Give the number of lines that hold the string "brush". Nothing else is needed.
□ □ □ □ □
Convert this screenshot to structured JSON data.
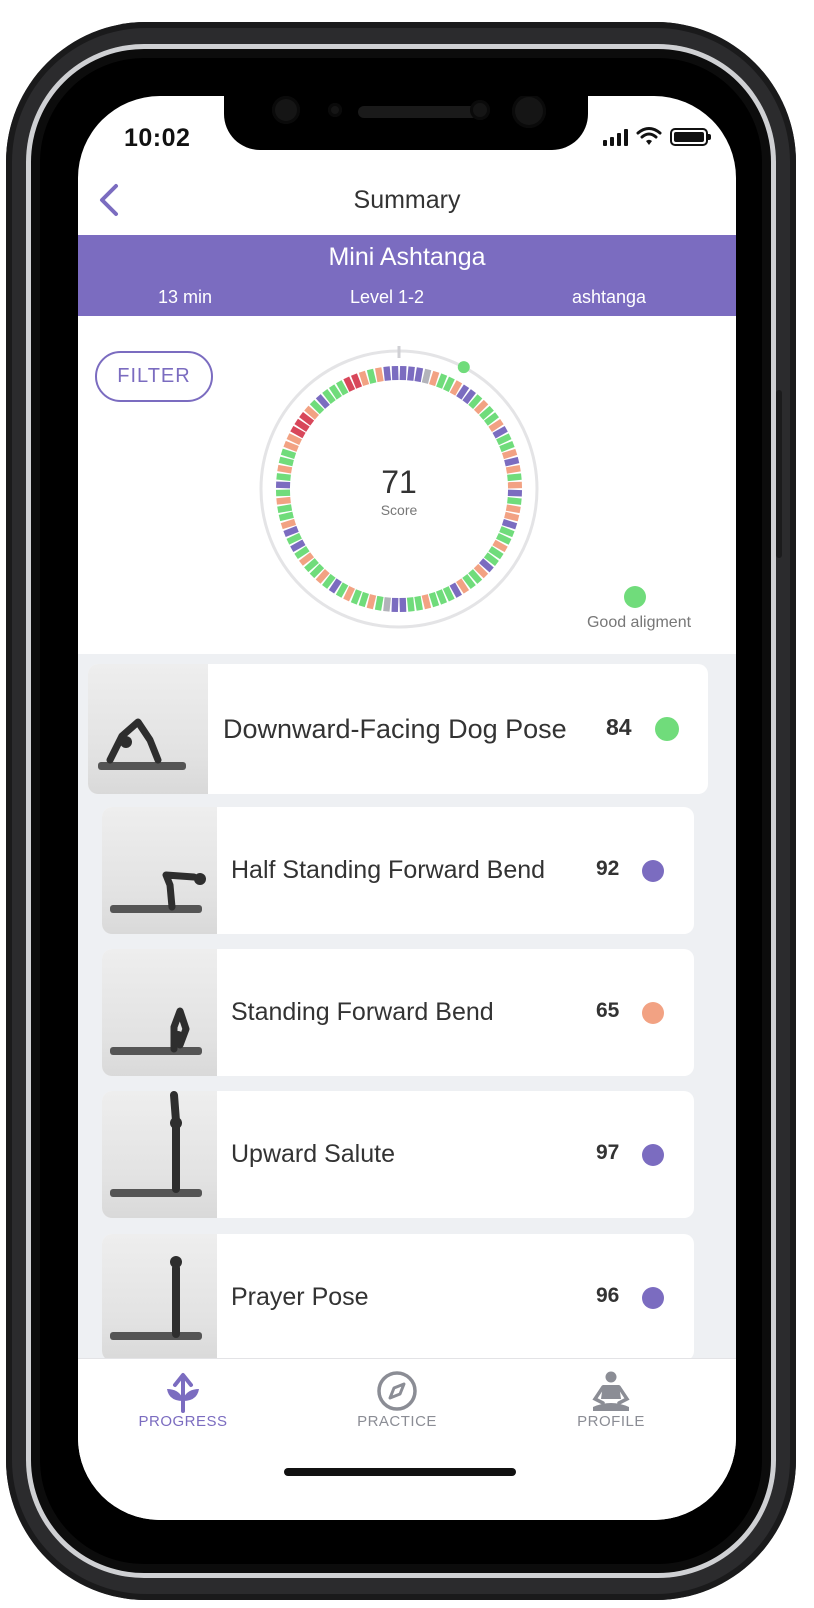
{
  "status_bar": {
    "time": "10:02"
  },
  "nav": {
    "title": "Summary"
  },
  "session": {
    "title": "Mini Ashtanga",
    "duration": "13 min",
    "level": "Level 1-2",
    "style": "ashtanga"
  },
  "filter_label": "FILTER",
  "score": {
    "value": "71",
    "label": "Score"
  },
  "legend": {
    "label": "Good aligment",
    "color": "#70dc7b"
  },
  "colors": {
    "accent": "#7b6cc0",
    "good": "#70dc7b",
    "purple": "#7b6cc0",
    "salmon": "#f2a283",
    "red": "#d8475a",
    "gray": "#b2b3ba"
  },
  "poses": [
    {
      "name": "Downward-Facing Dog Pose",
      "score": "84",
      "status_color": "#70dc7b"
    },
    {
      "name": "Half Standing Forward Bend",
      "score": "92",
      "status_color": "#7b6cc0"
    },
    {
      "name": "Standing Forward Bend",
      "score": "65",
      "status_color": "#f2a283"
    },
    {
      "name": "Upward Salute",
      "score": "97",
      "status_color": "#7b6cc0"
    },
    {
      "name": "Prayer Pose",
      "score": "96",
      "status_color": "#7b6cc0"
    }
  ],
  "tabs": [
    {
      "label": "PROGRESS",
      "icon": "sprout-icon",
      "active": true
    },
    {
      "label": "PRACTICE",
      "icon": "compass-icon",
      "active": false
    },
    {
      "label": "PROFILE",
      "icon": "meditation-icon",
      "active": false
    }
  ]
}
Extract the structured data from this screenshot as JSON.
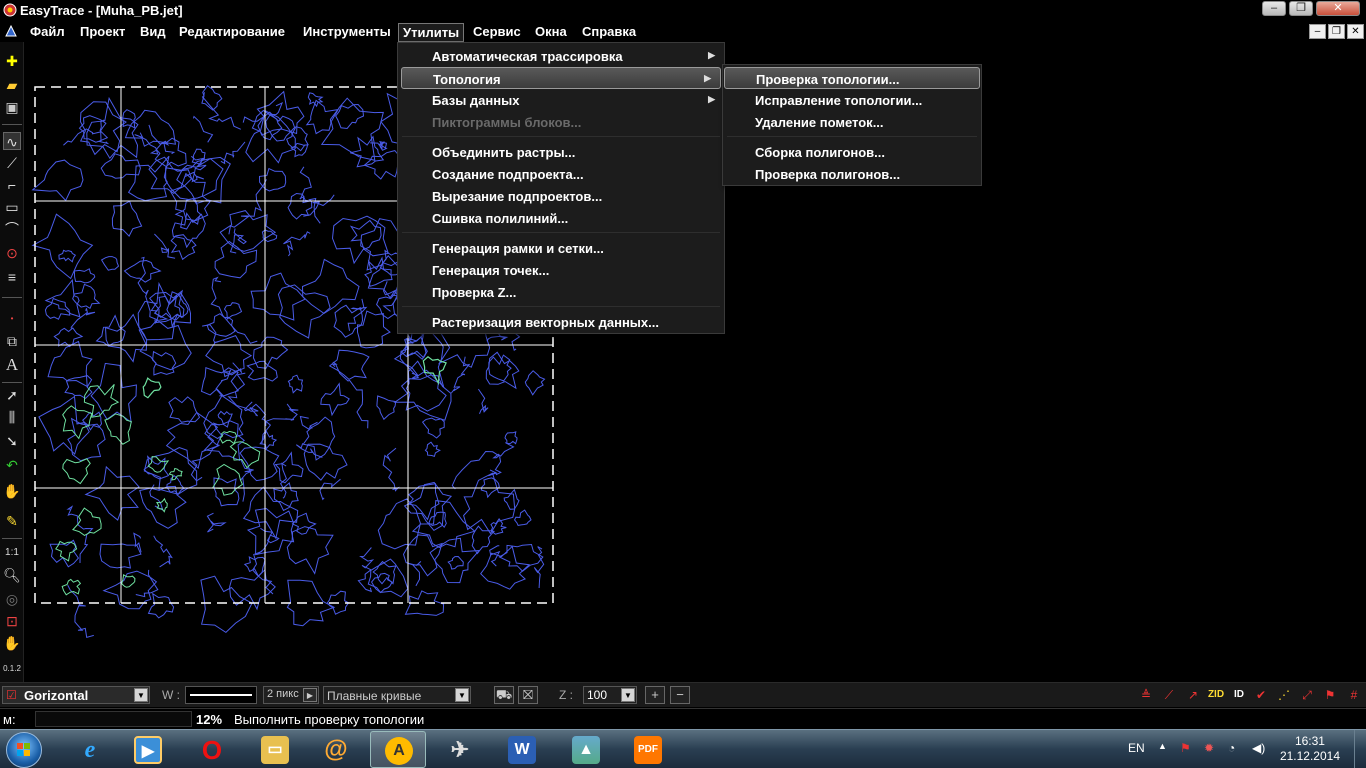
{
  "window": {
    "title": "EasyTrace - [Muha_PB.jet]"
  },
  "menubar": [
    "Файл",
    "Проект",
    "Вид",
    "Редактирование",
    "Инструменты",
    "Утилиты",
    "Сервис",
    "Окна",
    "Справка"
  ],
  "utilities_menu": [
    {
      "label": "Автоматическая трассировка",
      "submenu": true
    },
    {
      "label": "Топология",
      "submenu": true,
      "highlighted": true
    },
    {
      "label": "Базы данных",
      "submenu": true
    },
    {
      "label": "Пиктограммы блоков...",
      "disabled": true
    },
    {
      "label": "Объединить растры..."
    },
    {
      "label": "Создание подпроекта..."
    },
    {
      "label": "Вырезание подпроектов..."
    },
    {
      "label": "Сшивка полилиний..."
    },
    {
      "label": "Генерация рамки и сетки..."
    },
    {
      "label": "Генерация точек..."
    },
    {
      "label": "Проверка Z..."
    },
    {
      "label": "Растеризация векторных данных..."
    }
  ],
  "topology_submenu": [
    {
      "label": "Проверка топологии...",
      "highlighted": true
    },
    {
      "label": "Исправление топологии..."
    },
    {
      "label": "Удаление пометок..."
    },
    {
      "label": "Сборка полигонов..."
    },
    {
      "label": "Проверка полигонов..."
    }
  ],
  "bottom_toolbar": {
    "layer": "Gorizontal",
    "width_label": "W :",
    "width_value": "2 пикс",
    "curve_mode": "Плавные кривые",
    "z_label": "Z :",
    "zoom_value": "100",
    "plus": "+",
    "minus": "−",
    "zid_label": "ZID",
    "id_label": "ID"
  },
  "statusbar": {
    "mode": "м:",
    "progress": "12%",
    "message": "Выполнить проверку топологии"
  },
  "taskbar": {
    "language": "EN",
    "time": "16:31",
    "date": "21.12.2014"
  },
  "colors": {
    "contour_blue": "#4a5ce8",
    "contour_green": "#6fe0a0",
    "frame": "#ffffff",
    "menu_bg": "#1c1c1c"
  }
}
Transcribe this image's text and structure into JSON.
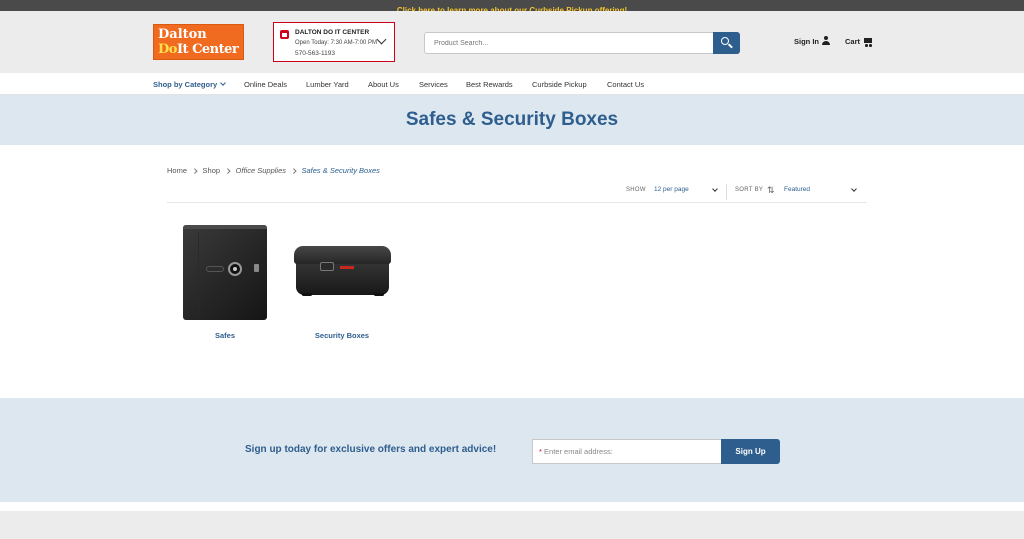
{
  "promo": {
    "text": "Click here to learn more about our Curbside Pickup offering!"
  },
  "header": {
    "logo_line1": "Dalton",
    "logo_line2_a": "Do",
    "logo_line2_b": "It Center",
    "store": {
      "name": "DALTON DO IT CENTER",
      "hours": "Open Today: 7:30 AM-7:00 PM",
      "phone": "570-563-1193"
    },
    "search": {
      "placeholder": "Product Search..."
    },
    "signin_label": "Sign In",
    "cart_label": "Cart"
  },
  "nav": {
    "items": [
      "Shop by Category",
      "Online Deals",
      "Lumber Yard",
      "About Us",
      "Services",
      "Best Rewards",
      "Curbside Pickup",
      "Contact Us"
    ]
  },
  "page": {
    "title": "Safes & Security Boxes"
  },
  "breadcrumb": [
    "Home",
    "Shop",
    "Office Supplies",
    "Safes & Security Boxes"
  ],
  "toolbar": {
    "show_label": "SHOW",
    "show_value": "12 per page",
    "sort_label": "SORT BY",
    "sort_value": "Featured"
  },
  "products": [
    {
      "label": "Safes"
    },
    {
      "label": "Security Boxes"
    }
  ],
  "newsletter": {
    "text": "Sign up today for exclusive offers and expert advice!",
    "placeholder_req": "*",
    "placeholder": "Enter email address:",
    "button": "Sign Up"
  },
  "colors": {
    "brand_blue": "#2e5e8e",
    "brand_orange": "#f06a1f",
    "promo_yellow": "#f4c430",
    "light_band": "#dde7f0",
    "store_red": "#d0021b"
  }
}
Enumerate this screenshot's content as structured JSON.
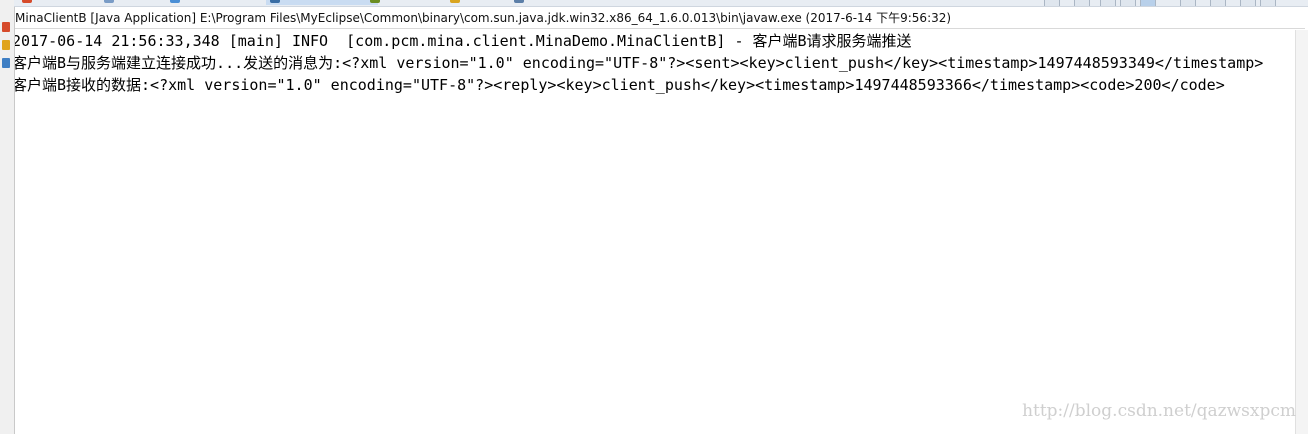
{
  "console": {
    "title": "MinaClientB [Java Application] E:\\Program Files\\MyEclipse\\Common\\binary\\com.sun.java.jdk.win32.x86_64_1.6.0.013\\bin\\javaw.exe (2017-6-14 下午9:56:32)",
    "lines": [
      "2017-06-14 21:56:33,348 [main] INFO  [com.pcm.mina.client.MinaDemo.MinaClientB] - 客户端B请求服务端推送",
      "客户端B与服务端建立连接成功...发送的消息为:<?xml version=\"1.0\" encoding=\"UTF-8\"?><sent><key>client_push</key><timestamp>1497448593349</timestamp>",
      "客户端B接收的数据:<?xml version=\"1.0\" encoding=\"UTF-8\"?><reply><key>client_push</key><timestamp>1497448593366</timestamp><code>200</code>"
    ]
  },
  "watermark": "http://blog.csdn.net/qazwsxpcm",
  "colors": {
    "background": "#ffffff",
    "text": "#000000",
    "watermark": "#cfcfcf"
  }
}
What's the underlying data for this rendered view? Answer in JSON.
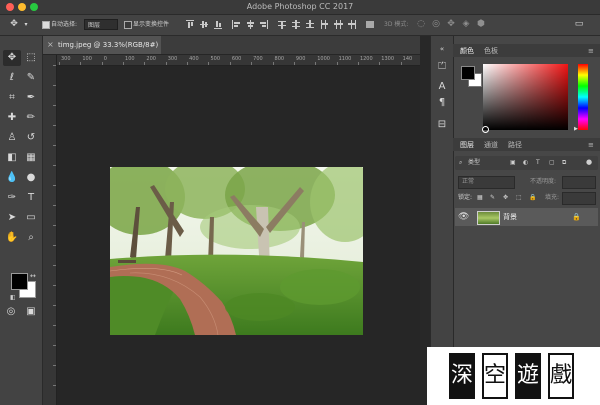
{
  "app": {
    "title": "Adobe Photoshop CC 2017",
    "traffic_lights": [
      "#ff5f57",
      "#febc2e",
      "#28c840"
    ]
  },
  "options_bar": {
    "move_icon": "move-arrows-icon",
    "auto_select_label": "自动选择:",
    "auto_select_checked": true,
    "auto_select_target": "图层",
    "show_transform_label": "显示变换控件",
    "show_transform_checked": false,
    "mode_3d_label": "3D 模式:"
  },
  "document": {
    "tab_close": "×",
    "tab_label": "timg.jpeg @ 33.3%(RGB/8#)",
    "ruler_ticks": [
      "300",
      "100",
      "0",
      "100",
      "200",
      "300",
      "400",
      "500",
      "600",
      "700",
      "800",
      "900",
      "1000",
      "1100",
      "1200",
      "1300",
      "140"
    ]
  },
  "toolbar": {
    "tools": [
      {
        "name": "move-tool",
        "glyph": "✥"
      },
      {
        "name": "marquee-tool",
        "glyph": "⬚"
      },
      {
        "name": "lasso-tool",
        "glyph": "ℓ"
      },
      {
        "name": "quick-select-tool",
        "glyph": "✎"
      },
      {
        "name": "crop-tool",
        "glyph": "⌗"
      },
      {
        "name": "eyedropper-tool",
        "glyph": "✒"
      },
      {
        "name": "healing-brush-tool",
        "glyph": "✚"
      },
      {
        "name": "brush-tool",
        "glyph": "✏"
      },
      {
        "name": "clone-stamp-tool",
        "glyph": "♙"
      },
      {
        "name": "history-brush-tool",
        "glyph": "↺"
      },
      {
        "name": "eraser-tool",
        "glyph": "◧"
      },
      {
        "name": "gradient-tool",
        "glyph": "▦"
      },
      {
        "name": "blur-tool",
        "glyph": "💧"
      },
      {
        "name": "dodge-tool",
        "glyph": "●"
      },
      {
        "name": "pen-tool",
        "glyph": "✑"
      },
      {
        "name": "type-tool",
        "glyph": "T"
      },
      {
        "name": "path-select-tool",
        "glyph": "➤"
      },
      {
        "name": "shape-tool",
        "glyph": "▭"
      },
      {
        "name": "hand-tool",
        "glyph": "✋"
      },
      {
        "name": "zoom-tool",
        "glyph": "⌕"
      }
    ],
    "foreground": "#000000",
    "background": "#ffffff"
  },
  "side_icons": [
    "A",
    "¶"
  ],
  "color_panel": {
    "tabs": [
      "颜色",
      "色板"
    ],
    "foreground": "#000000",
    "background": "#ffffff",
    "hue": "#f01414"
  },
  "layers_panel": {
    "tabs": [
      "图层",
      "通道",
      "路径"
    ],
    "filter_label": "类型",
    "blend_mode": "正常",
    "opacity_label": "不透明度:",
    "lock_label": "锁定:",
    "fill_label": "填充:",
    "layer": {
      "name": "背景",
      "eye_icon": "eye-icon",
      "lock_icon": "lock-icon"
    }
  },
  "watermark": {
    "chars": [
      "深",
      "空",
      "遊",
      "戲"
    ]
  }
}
□ □ □ □ □
▶ _THE REPLY_
3